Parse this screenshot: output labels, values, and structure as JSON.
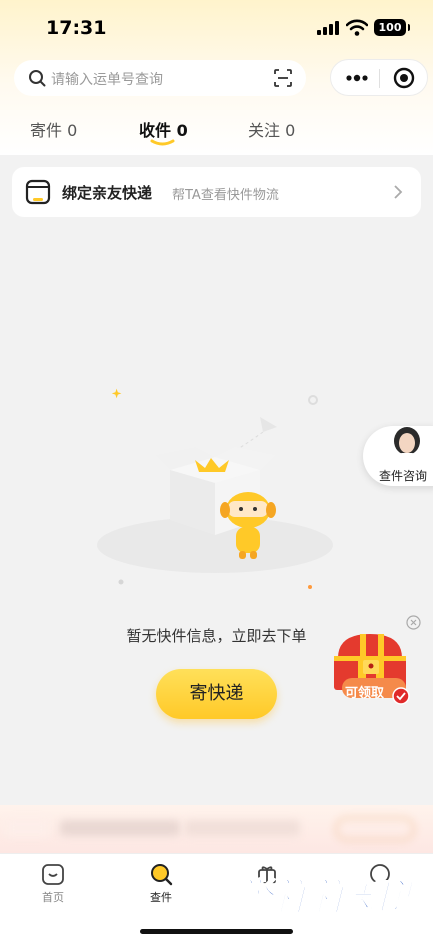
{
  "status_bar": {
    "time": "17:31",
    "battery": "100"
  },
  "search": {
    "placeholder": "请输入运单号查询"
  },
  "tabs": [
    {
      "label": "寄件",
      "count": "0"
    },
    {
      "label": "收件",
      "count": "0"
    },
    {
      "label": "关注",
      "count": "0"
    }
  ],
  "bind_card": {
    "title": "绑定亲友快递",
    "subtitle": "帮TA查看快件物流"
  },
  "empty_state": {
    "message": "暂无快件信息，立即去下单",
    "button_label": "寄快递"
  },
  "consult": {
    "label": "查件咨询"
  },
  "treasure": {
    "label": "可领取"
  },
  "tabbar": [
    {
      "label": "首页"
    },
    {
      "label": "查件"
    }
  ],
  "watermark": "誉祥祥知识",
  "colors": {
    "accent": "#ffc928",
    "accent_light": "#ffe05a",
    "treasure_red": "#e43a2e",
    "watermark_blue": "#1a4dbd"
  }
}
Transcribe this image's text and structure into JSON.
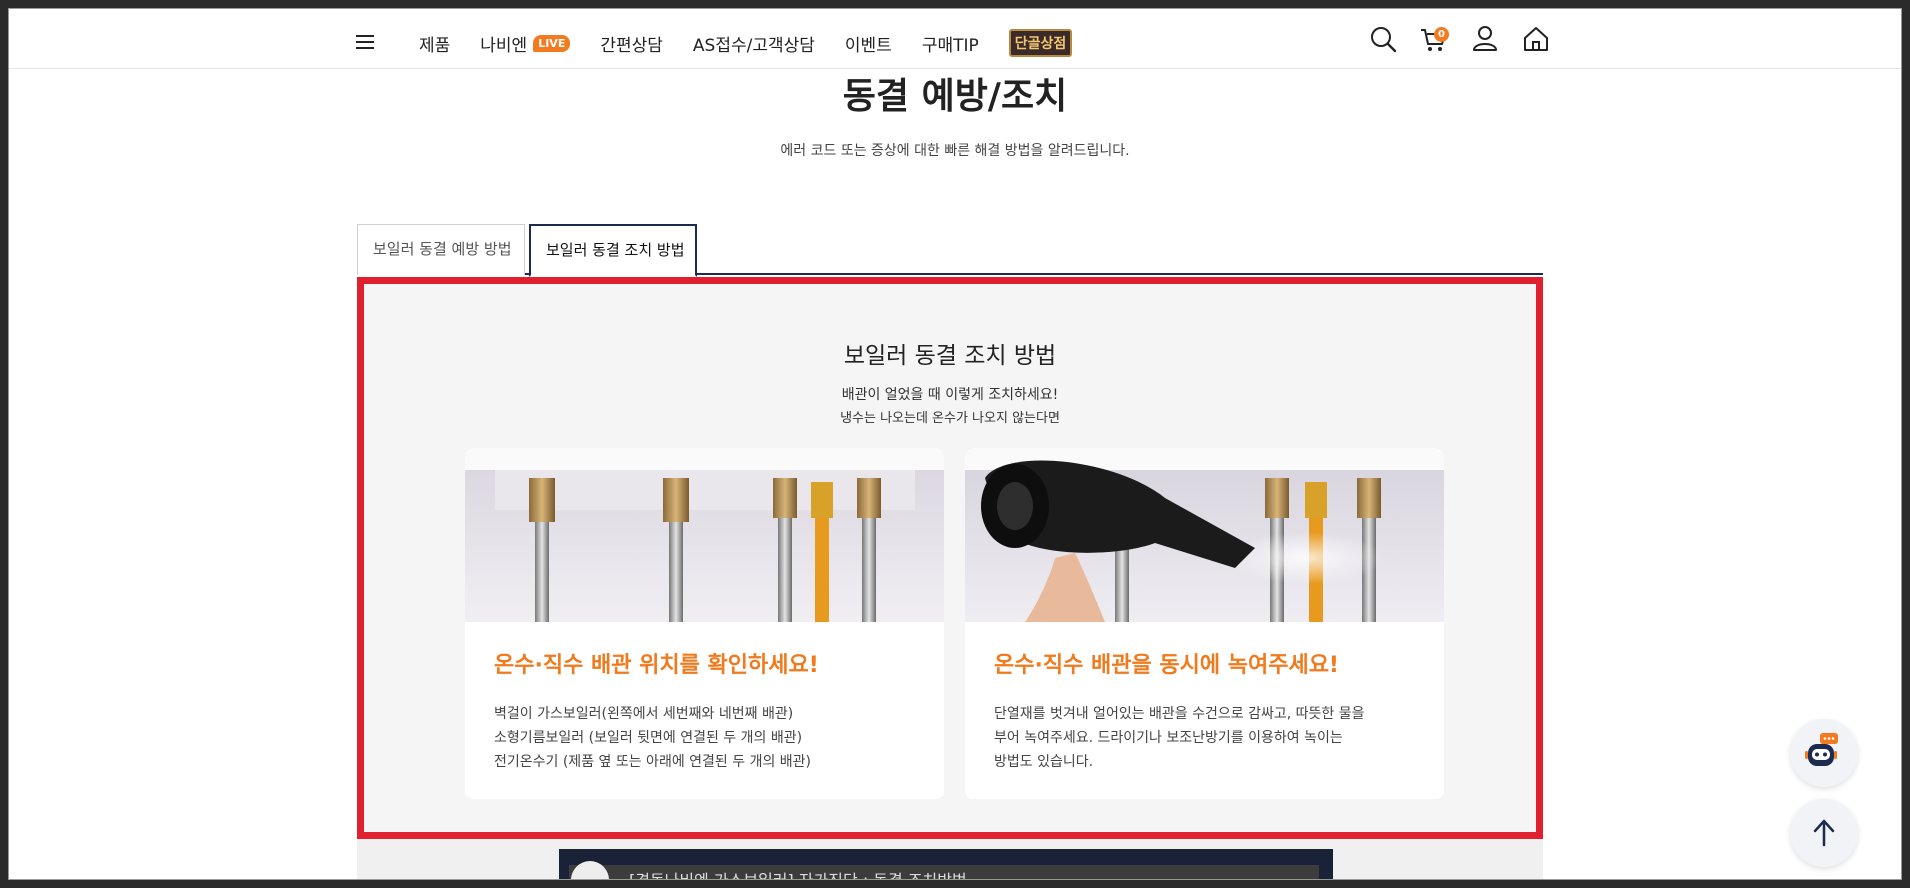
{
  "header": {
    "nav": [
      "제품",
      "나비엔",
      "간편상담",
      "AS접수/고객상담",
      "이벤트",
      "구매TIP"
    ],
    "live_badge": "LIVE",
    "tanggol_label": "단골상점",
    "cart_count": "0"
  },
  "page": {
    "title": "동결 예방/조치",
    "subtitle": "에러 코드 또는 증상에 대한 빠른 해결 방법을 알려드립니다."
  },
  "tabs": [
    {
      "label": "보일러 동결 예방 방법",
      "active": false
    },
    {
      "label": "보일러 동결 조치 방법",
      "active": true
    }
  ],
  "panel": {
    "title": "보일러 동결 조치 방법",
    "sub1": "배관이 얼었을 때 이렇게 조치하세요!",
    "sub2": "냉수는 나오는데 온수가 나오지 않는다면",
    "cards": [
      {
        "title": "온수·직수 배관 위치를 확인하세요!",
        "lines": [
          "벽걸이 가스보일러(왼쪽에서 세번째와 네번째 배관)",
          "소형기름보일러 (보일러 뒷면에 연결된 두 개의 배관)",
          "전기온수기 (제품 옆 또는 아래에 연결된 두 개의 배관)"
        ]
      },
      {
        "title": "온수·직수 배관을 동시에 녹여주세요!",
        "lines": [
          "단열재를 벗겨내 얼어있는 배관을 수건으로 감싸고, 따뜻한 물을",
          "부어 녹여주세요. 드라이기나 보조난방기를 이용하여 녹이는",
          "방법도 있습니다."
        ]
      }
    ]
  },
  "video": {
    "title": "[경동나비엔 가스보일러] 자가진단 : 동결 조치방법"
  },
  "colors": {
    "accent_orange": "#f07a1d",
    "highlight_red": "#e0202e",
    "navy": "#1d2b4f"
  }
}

* [REQUIRED WORK]:
Take every line from the data above that holds "this" and copy it out.

* [REPLY]:
Parse this screenshot: output labels, values, and structure as JSON.
Transcribe this image's text and structure into JSON.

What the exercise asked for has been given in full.